■ **Consigne**
Pouvez-vous reproduire à l'identique le passage de l'entretien sur la réalité virtuelle situé entre « Comment appréhendez-vous l’idée » et « remodeler cet espace ? », ces deux bornes comprises ?

■ **Texte fourni**
Traduire mes idées en réalité virtuelle n’a pas été facile. Je me suis rendu compte que je pensais toujours de manière cinématographique, c’est-à-dire surtout en termes de cadres. Je n’arrêtais pas de dessiner des story-boards pour Katsuya Taniguchi, le créateur de la réalité virtuelle. Et puis j’ai fini par abandonner, par le laisser interpréter certaines parties de ces dessins et expérimenter. Nous sommes de la même génération et partageons les mêmes références. Nous avons tous les deux une passion pour le travail de l’auteur français de bande dessinée Mœbius, par exemple. La quantité des éléments du projet s’est peu à peu réduite pour permettre de se concentrer sur les détails, les ombres, les textures et le temps.

 

Qu’est-ce qui a suscité votre enthousiasme dans le medium de la réalité virtuelle ?


Au départ, je croyais que la réalité virtuelle serait un prolongement de l’évolution du cinéma. Après tout, l’histoire du cinéma évolue vers plus de réalisme, s’approche toujours plus de la façon dont nos yeux et nos oreilles perçoivent le monde. Il est passé du muet au parlant, et du noir et blanc à la couleur, etc., comme nos rêves. Mais après avoir travaillé sur ce projet de réalité virtuelle, j’ai découvert qu’il s’agissait de bien plus que d’une évolution cinématographique. C’est une combinaison du théâtre, du cinéma et de tout le reste. C’est quelque chose de crucial pour comprendre la façon dont nous entendons définir la réalité. Pour moi, il s’agit donc d’un medium très réflexif, doté d’un immense potentiel.

 

Pouvez-vous nous parler de votre collaboration avec Ryūichi Sakamoto ?


Il s’agissait de notre seconde collaboration [après async, 2017, notamment présenté dans l’exposition à l’Atelier Brancusi]. J’ai grandi avec la musique de Sakamoto, ce qui a rendu le processus de composition sonore beaucoup plus fluide que cela n’a été au niveau des images. J’écoutais sa musique lorsque j’étais à l’école d’architecture, puis à l’école d’art. C’est la bande-son de ma vie. Je partage sa sensibilité à divers degrés. Je lui ai envoyé des séquences vidéo pendant le montage, ainsi que quelques story-boards et des images d’Eadweard Muybridge. J’ai notamment insisté sur l’idée d’illimité, sur la joie d’entrer dans un état de vacuité. Il a fait deux essais, et nous avons obtenu une très belle création.

 

Comment appréhendez-vous l’idée d’exposer dans l’Atelier Brancusi ? Y a-t-il quelque chose de séduisant pour vous dans le fait de vous approprier un lieu sur le point d’être fermé ? Comment l’exposition va-t-elle remodeler cet espace ?


Pour être honnête, j’avais d’abord refusé la proposition initiale. Je pense que la lumière du soleil active l’espace et met sa forme en valeur, un peu à la manière dont les sculptures de Brancusi s’étendent en direction du soleil. Pour ma part, je travaille dans l’obscurité, et je ne veux pas manquer de respect à cet espace et à son histoire. Mais après y avoir longuement réfléchi, j’ai imaginé que cette exposition pourrait en présenter une version nocturne dans laquelle le cinéma servirait de sculpture lumineuse reflétant l’architecture. Un aperçu de quelques rêves. Les vidéos choisies parlent d’un pont, d’un vaisseau spatial, de l’eau, de la lune et du sommeil.

■ **Données enregistrées**
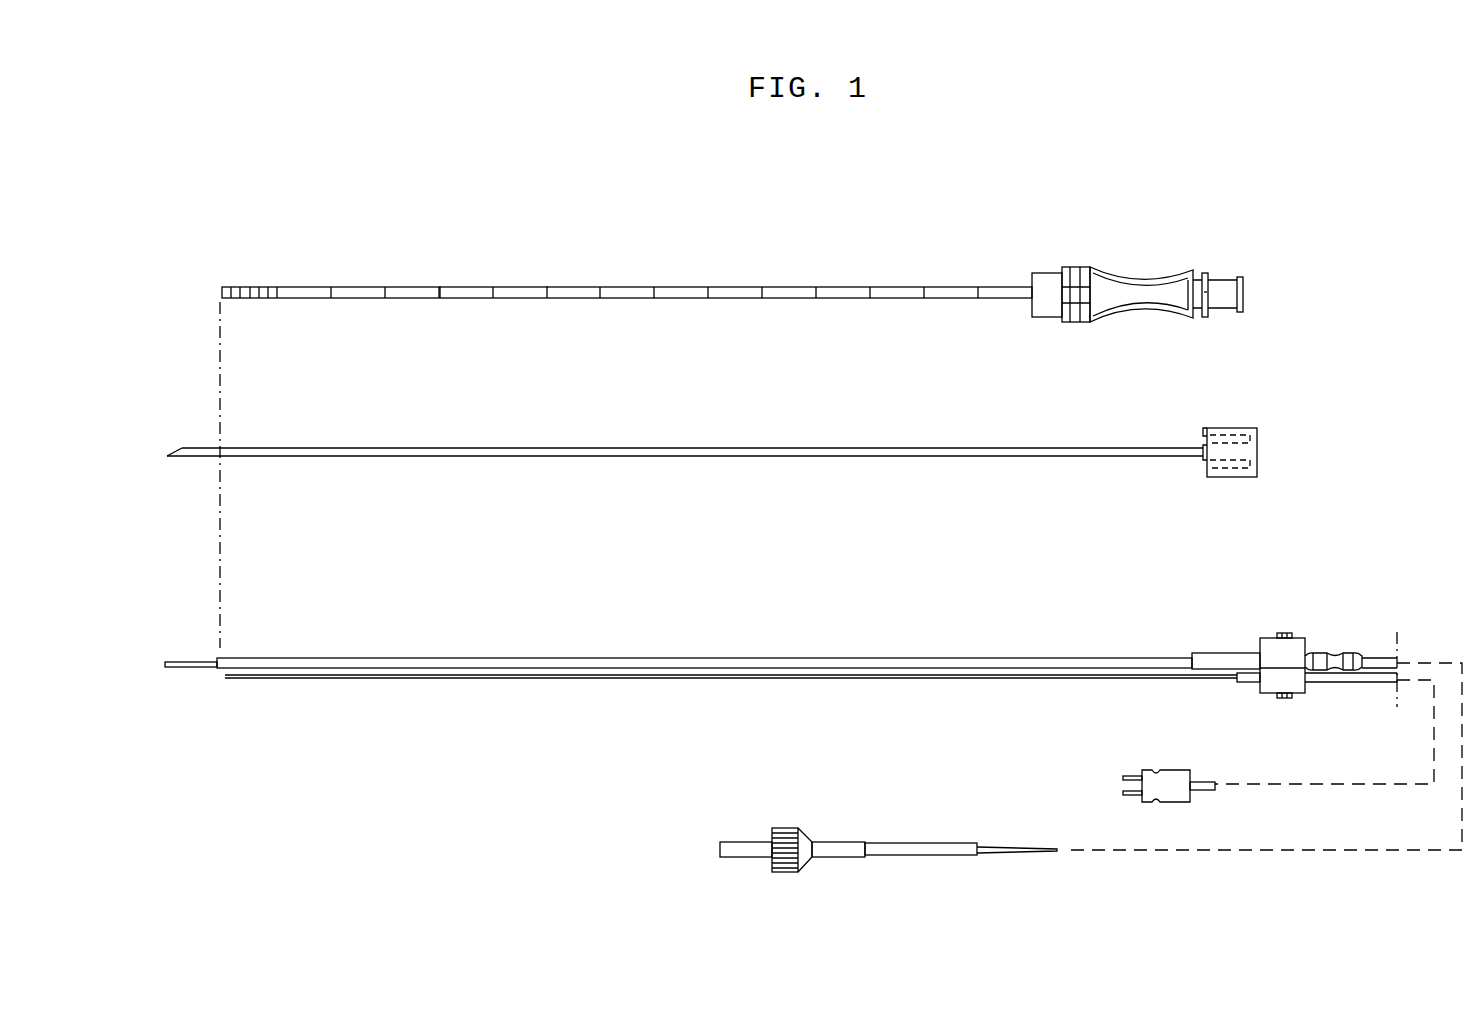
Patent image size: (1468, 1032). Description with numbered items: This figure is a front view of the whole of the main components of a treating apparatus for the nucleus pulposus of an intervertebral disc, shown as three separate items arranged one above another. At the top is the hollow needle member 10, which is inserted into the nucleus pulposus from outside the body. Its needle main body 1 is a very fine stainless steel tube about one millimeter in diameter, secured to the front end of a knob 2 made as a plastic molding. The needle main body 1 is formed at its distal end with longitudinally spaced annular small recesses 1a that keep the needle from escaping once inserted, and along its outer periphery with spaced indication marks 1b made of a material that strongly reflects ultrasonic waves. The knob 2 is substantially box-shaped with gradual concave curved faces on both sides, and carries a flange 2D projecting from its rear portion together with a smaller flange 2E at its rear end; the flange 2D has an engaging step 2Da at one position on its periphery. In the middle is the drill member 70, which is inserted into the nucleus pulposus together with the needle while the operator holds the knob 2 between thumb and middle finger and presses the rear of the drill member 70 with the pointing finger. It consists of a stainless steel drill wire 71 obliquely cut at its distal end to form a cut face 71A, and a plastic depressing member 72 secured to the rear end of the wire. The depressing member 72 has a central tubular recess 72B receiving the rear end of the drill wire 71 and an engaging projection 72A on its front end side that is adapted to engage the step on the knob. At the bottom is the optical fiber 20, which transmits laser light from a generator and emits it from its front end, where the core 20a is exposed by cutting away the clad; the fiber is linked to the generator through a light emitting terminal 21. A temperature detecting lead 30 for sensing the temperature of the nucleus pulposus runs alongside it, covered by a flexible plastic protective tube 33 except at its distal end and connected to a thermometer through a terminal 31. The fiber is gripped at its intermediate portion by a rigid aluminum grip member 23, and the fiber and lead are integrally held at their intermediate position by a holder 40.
--
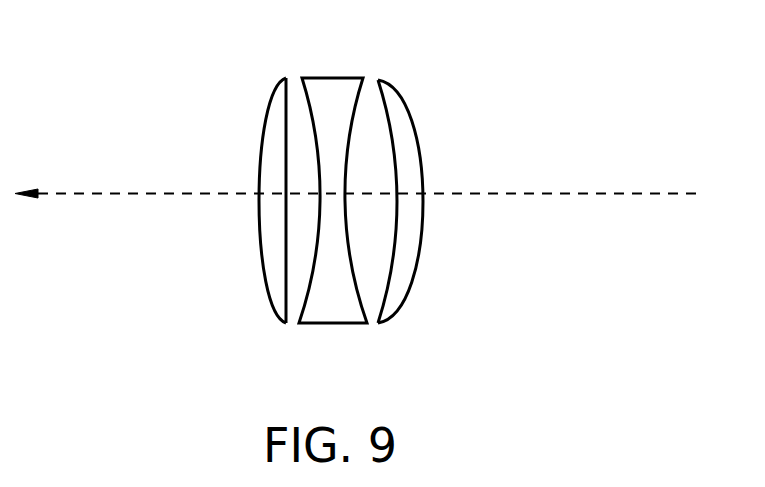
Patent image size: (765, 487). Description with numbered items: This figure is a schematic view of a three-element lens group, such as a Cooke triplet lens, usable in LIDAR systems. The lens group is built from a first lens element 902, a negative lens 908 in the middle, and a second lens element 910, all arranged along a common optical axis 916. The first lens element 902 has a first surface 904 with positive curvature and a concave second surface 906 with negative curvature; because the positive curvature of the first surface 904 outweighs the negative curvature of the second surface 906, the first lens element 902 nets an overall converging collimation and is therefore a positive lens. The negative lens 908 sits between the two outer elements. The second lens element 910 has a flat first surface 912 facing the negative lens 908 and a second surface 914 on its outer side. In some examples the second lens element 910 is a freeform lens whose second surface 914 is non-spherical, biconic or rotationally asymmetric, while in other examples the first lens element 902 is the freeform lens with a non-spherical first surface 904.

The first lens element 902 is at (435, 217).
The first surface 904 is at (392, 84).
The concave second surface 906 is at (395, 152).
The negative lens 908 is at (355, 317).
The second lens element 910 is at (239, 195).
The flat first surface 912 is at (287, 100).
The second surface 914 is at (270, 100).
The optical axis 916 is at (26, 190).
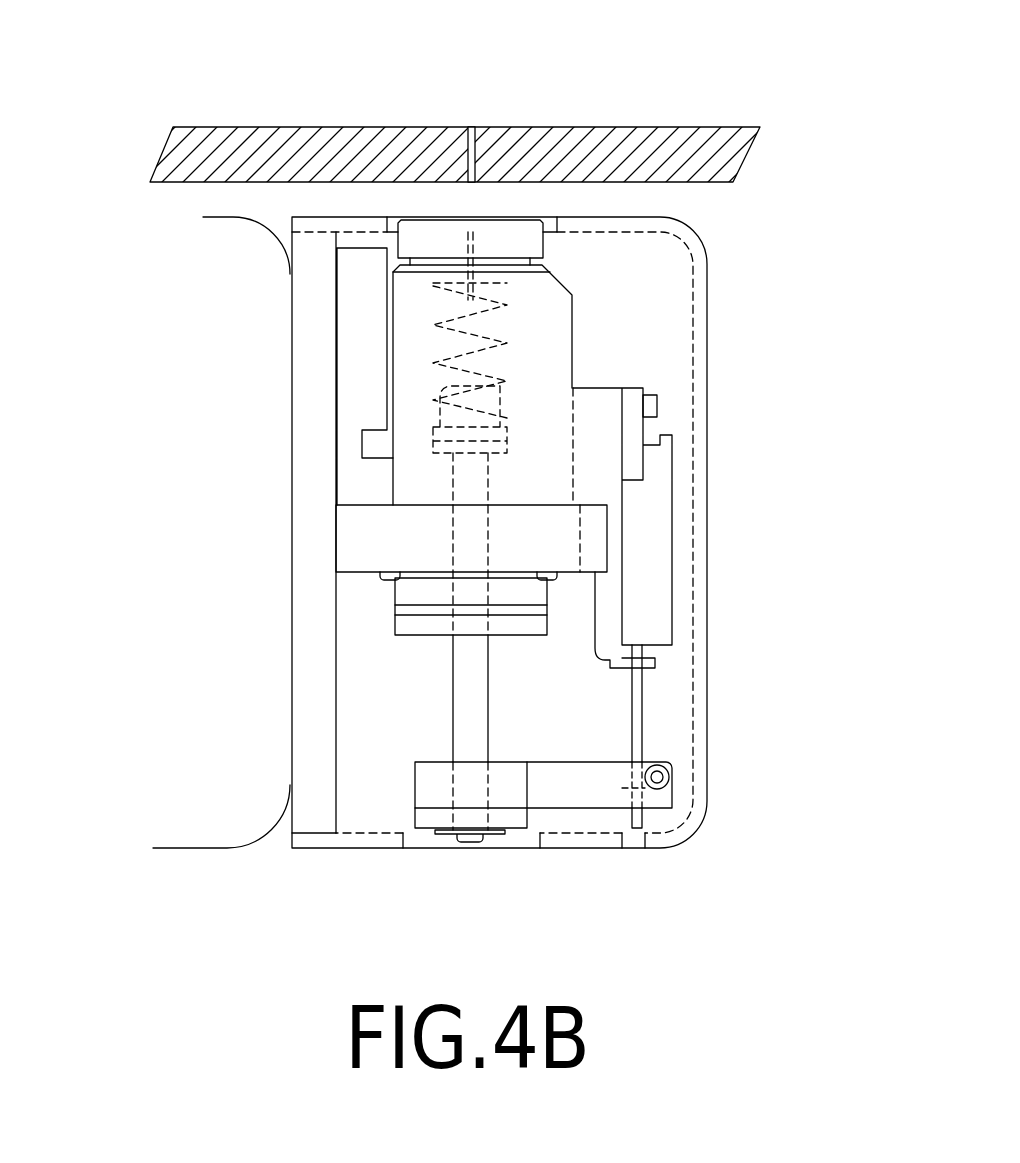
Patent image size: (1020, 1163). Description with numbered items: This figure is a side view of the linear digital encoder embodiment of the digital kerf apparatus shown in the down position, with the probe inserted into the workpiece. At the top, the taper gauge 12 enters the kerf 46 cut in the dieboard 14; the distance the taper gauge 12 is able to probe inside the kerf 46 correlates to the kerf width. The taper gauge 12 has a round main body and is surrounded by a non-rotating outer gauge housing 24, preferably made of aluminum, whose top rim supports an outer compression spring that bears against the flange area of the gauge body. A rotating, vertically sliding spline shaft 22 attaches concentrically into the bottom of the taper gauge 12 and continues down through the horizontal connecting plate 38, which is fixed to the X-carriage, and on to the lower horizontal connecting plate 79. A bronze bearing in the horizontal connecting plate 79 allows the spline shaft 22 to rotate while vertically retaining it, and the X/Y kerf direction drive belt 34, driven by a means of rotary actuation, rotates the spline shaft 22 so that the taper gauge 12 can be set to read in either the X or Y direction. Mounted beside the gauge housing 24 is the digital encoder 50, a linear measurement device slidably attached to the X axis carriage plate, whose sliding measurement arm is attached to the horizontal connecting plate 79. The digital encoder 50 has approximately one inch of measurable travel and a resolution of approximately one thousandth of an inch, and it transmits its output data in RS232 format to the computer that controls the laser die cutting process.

■ **Résultat**
Comment appréhendez-vous l’idée d’exposer dans l’Atelier Brancusi ? Y a-t-il quelque chose de séduisant pour vous dans le fait de vous approprier un lieu sur le point d’être fermé ? Comment l’exposition va-t-elle remodeler cet espace ?